**EXERCISE AIM**
Pull out every line containing the string "chemical".

**PROVIDED RECORDS**
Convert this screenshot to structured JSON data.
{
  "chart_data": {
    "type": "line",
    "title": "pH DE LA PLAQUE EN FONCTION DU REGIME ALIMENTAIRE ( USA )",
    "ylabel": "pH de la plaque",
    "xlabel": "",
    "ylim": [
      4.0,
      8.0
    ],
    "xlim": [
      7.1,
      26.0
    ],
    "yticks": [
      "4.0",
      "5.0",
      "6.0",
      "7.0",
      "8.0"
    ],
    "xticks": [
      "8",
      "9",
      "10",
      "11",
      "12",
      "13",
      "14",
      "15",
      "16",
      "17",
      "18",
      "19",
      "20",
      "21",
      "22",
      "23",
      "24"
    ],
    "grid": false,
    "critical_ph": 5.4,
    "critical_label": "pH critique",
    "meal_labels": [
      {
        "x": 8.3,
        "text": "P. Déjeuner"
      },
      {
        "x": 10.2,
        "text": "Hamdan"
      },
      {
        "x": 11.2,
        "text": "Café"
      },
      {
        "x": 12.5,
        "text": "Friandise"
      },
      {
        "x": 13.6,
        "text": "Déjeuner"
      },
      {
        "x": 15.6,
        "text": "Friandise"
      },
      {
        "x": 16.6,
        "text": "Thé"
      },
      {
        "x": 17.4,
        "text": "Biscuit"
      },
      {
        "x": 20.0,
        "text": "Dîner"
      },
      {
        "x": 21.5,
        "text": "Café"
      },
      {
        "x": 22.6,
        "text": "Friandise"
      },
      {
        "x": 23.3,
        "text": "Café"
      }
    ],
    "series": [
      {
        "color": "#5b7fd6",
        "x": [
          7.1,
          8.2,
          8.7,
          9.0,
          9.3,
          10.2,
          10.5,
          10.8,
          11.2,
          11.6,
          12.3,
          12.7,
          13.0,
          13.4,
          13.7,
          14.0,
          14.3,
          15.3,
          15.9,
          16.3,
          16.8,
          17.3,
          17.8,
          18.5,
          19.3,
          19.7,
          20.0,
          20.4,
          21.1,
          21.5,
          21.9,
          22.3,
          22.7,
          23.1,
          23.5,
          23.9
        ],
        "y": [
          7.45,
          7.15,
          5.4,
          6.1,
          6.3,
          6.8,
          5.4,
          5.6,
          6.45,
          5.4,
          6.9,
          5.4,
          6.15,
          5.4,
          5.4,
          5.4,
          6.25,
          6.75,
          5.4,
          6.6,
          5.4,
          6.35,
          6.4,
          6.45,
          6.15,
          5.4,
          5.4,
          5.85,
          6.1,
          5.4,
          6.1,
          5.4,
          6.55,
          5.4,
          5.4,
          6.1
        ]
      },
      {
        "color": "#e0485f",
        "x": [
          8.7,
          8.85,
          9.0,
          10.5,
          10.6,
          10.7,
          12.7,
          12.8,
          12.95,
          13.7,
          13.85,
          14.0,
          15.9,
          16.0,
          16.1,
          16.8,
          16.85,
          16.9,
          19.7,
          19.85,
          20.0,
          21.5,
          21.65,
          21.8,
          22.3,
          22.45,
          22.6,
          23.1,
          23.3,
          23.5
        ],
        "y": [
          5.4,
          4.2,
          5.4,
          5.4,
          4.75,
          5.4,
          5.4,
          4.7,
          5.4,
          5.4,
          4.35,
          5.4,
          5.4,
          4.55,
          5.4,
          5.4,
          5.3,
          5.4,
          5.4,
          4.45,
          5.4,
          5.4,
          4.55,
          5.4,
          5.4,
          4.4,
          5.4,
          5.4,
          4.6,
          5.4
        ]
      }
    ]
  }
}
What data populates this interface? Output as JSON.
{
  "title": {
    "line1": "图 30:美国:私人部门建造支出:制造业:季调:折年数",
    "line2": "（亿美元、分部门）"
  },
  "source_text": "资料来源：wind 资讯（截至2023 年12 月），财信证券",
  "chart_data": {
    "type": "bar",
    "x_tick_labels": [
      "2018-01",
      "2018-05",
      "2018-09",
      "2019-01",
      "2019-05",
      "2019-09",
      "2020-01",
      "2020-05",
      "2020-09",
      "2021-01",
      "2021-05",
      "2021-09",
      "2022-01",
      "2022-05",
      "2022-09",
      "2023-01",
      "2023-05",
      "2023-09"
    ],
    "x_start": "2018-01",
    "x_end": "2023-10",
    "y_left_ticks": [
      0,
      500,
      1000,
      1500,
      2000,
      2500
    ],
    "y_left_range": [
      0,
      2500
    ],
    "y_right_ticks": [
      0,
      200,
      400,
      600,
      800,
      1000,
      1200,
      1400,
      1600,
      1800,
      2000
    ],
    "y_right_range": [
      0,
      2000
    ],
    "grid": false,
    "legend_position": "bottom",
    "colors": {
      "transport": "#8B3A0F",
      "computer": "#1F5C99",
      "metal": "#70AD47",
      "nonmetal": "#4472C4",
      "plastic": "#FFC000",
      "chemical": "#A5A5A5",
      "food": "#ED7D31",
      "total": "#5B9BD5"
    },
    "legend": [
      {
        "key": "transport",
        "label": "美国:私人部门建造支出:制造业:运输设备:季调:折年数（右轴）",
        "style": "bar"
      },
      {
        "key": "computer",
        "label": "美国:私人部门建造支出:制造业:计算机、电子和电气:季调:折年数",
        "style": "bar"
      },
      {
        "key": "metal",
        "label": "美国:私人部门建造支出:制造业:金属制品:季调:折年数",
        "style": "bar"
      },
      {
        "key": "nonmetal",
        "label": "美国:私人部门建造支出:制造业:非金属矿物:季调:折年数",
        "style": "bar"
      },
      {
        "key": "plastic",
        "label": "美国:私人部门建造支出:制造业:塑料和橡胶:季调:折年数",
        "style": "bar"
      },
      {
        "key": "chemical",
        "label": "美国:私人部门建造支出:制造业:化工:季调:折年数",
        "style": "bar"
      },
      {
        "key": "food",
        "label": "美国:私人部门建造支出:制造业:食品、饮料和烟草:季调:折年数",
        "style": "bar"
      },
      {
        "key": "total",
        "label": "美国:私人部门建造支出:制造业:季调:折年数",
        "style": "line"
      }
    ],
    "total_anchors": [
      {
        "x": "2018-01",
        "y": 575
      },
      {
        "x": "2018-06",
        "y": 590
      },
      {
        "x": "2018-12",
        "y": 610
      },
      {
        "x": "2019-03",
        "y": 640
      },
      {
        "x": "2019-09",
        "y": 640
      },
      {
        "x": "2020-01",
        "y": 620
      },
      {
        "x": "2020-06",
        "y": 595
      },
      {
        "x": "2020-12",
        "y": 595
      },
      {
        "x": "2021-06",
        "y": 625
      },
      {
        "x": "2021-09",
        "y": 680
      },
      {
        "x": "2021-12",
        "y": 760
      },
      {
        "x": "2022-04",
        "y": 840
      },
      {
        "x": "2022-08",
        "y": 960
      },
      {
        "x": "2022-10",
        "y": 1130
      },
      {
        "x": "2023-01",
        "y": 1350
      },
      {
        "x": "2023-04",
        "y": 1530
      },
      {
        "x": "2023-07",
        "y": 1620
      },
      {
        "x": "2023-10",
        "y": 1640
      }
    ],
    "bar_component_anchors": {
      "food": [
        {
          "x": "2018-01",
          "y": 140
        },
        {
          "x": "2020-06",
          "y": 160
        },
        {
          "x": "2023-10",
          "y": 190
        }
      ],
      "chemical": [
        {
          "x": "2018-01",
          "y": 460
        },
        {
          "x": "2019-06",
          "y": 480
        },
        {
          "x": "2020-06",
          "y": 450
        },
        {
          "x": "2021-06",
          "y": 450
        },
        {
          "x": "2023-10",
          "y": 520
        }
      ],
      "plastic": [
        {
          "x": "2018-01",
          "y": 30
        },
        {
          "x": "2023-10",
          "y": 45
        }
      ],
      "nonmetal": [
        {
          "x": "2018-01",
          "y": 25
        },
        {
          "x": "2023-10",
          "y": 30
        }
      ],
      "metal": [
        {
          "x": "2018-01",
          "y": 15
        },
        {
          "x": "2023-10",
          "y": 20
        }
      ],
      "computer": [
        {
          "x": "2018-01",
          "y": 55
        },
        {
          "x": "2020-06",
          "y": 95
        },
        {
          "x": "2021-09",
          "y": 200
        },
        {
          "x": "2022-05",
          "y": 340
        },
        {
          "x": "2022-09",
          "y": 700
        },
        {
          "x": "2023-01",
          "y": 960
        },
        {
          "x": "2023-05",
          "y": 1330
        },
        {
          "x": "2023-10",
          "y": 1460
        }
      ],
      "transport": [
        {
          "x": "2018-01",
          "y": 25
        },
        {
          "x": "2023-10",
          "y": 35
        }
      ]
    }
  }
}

**PROBLEM SOLUTION**
      "chemical": "#A5A5A5",
        "key": "chemical",
      "chemical": [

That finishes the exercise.